• _INSTRUCTIONS FOR THE TASK_
Show every line below where "Medicine" can be found.

━━━━━━━━━━━━━━━━━━━━━━━━━━━━━━

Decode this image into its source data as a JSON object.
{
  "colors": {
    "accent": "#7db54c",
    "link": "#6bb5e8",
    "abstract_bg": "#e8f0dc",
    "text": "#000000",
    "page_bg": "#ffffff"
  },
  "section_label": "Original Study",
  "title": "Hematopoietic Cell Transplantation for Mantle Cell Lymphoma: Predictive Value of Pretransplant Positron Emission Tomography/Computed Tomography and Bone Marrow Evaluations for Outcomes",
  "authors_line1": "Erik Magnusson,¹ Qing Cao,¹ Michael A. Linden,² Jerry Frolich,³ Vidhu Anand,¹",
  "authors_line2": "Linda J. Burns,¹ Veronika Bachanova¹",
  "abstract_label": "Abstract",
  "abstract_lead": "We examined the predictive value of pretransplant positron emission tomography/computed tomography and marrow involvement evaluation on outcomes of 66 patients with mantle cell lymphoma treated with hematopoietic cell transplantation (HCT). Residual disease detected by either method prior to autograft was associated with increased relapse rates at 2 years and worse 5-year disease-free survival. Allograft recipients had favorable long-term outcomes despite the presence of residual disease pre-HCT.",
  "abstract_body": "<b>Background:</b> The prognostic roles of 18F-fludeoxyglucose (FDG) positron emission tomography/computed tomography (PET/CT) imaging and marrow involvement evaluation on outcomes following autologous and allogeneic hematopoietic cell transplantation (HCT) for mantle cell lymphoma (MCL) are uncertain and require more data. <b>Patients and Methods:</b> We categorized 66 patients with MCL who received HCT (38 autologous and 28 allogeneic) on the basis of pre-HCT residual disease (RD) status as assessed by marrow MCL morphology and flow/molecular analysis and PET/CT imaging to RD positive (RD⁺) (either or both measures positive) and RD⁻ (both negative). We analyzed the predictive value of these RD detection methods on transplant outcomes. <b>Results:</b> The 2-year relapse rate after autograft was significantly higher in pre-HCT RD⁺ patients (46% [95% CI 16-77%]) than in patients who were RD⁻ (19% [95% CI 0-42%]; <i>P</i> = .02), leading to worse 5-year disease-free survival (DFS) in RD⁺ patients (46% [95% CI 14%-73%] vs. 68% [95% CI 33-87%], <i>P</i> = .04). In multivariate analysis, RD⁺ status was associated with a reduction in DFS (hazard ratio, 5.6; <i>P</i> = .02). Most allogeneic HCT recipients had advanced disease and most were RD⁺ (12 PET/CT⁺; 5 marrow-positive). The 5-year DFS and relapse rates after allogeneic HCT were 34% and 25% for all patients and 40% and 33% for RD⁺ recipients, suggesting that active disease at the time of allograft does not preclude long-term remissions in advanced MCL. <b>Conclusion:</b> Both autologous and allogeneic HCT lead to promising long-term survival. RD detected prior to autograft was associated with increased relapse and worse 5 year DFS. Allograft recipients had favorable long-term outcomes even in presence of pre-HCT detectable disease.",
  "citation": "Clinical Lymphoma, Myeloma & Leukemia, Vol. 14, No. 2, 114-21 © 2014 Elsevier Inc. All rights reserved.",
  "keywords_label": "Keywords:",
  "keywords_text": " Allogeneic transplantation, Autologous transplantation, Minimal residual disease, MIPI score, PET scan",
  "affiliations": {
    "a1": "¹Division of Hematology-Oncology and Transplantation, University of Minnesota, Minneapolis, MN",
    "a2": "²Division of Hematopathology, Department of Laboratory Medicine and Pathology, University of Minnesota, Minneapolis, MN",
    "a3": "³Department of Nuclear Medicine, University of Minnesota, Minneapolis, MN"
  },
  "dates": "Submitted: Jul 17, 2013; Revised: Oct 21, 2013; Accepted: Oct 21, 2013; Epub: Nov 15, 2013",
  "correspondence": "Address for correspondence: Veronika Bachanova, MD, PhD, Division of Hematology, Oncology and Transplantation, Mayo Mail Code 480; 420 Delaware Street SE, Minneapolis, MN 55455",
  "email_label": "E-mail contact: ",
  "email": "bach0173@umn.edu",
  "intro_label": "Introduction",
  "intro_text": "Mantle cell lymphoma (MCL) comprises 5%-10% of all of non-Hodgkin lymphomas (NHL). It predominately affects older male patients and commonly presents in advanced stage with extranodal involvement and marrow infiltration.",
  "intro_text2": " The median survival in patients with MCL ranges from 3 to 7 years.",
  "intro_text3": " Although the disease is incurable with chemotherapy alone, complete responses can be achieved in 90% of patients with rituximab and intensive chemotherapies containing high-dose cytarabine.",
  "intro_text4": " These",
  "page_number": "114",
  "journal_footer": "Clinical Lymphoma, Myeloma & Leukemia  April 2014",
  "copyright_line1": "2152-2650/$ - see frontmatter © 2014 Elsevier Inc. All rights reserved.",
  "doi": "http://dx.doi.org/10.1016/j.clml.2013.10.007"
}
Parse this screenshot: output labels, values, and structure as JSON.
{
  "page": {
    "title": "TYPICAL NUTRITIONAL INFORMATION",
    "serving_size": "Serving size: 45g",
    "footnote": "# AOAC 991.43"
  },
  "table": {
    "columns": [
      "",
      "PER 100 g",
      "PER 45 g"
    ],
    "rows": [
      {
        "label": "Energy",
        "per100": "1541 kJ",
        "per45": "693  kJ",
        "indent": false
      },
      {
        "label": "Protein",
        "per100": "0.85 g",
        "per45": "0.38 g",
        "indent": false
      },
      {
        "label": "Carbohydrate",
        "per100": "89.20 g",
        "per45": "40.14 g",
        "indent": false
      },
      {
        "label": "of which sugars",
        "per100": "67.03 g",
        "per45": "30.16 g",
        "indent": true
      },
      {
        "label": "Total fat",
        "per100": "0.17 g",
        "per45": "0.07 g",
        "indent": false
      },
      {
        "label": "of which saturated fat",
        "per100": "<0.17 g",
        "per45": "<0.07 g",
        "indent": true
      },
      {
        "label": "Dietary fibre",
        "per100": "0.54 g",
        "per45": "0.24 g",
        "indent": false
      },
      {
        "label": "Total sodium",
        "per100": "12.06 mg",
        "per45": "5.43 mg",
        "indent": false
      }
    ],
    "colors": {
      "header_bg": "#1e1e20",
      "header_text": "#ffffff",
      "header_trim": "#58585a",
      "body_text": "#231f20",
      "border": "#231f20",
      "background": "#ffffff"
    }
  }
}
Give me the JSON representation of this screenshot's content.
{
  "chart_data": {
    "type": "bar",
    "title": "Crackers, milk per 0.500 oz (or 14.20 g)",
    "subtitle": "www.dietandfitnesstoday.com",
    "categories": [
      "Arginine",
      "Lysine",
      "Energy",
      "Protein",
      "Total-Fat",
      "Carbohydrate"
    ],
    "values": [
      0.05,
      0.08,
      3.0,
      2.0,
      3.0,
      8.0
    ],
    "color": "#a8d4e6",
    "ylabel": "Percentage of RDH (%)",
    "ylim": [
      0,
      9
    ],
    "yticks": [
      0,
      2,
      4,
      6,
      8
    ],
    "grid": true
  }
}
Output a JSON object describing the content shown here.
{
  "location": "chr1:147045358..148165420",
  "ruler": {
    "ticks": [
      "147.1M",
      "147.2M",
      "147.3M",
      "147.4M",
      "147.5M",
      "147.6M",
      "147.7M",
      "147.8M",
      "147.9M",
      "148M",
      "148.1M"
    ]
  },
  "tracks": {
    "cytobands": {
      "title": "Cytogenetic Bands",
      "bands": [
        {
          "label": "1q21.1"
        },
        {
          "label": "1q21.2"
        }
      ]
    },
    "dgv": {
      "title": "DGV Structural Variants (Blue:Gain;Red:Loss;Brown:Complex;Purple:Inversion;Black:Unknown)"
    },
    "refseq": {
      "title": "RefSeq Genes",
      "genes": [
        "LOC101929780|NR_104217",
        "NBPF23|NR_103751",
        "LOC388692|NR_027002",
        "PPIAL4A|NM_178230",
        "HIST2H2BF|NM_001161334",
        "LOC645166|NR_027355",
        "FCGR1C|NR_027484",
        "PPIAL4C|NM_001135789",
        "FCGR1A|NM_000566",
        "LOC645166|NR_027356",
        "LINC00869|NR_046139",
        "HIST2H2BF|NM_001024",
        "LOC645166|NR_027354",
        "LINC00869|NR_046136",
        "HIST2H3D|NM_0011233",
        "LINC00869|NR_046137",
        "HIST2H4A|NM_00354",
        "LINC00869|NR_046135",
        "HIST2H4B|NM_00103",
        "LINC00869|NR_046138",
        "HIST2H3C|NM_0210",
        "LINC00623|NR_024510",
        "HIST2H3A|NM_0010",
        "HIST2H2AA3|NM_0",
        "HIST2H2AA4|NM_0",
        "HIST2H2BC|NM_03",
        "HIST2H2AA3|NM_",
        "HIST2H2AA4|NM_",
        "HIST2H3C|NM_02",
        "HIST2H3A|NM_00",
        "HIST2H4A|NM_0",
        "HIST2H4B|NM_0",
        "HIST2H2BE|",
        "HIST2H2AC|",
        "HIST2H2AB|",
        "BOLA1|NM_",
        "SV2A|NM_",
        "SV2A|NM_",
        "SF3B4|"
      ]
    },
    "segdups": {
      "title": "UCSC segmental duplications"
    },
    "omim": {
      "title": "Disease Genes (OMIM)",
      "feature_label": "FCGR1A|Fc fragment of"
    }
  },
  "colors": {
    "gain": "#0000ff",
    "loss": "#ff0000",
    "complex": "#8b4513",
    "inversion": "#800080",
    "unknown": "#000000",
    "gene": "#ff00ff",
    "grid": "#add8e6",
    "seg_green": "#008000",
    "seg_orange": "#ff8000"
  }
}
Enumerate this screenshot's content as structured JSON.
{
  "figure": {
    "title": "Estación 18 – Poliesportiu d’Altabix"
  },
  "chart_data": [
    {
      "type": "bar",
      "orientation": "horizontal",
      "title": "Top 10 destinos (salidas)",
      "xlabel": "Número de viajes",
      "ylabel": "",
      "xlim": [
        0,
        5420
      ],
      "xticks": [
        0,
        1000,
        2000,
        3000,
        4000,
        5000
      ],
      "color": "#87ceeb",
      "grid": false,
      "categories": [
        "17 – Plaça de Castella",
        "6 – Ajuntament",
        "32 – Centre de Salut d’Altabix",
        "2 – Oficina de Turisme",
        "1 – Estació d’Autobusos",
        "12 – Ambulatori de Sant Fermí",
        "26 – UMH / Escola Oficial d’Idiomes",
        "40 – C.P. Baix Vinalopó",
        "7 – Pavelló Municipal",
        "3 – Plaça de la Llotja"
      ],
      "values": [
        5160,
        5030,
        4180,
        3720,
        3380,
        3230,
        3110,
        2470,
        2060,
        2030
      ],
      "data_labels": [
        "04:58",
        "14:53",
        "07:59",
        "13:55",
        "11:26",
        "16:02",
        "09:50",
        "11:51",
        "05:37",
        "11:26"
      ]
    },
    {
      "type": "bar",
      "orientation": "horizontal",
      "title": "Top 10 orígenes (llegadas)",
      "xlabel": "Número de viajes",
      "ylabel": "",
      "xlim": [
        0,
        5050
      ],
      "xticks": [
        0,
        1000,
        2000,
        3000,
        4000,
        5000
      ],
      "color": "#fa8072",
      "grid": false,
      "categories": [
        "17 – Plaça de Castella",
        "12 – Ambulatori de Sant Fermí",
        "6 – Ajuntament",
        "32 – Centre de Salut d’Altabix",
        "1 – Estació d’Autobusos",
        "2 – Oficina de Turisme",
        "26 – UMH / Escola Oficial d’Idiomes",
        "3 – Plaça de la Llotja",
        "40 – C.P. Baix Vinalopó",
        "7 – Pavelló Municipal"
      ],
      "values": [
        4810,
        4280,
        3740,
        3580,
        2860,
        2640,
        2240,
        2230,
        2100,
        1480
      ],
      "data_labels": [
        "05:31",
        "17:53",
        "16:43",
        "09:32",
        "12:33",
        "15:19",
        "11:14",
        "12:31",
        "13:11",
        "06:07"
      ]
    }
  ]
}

━━━━━━━━━━━━━━━━━━━━━━━━━━━━━━

• _ANSWER TO THE PROBLEM_
    "a2": "²Division of Hematopathology, Department of Laboratory Medicine and Pathology, University of Minnesota, Minneapolis, MN",
    "a3": "³Department of Nuclear Medicine, University of Minnesota, Minneapolis, MN"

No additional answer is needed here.